___ LISTING ___
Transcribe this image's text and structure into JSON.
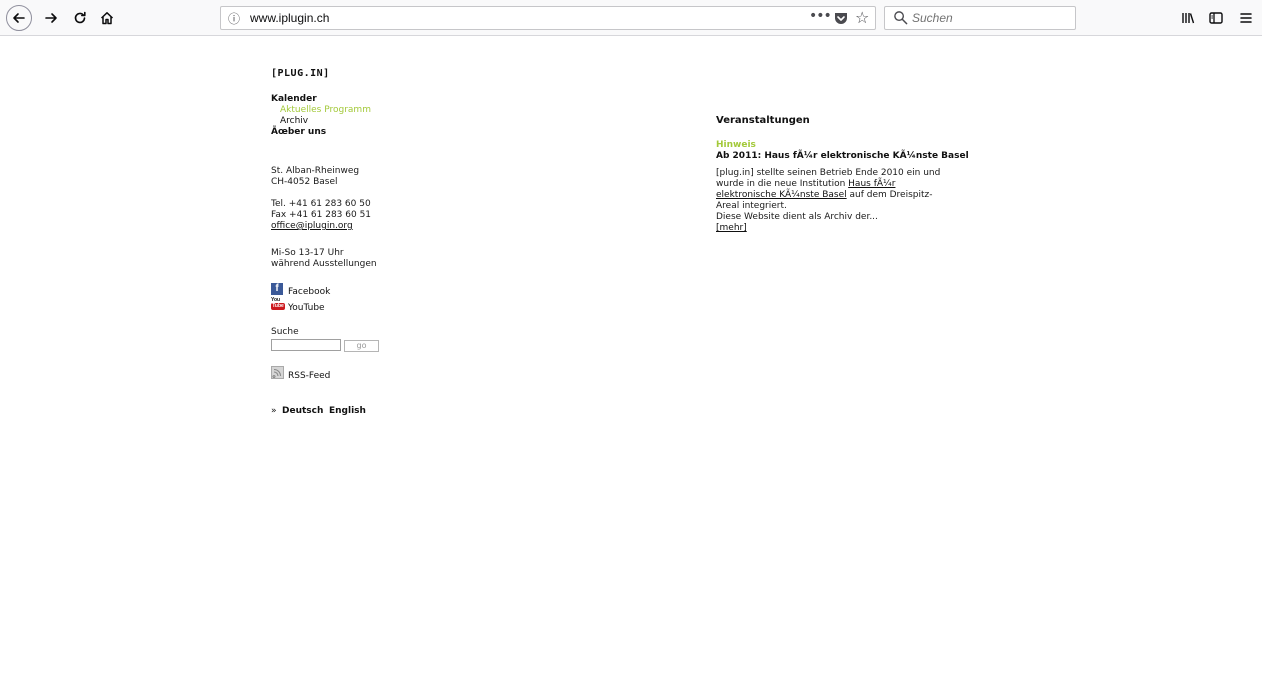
{
  "browser": {
    "url": "www.iplugin.ch",
    "search_placeholder": "Suchen",
    "more_label": "•••",
    "star_label": "☆",
    "info_label": "ⓘ"
  },
  "site": {
    "logo": "[PLUG.IN]",
    "nav": {
      "kalender": "Kalender",
      "aktuelles": "Aktuelles Programm",
      "archiv": "Archiv",
      "ueber": "Ãœber uns"
    },
    "address": {
      "line1": "St. Alban-Rheinweg",
      "line2": "CH-4052 Basel"
    },
    "contact": {
      "tel": "Tel. +41 61 283 60 50",
      "fax": "Fax +41 61 283 60 51",
      "email": "office@iplugin.org"
    },
    "hours": {
      "line1": "Mi-So 13-17 Uhr",
      "line2": "während Ausstellungen"
    },
    "social": {
      "facebook": "Facebook",
      "facebook_glyph": "f",
      "youtube": "YouTube",
      "yt_top": "You",
      "yt_bot": "Tube"
    },
    "search": {
      "label": "Suche",
      "button": "go"
    },
    "rss": "RSS-Feed",
    "lang": {
      "marker": "»",
      "de": "Deutsch",
      "en": "English"
    }
  },
  "main": {
    "title": "Veranstaltungen",
    "notice_label": "Hinweis",
    "news_title": "Ab 2011: Haus fÃ¼r elektronische KÃ¼nste Basel",
    "body": {
      "l1": "[plug.in] stellte seinen Betrieb Ende 2010 ein und",
      "l2a": "wurde in die neue Institution ",
      "l2_link": "Haus fÃ¼r",
      "l3_link": "elektronische KÃ¼nste Basel",
      "l3b": " auf dem Dreispitz-",
      "l4": "Areal integriert.",
      "l5": "Diese Website dient als Archiv der...",
      "more": "[mehr]"
    }
  }
}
___
EXERCISE AIM:
Gather and return every line that holds the string "iplugin".

OUTPUT FOR THIS EXERCISE:
    "url": "www.iplugin.ch",
      "email": "office@iplugin.org"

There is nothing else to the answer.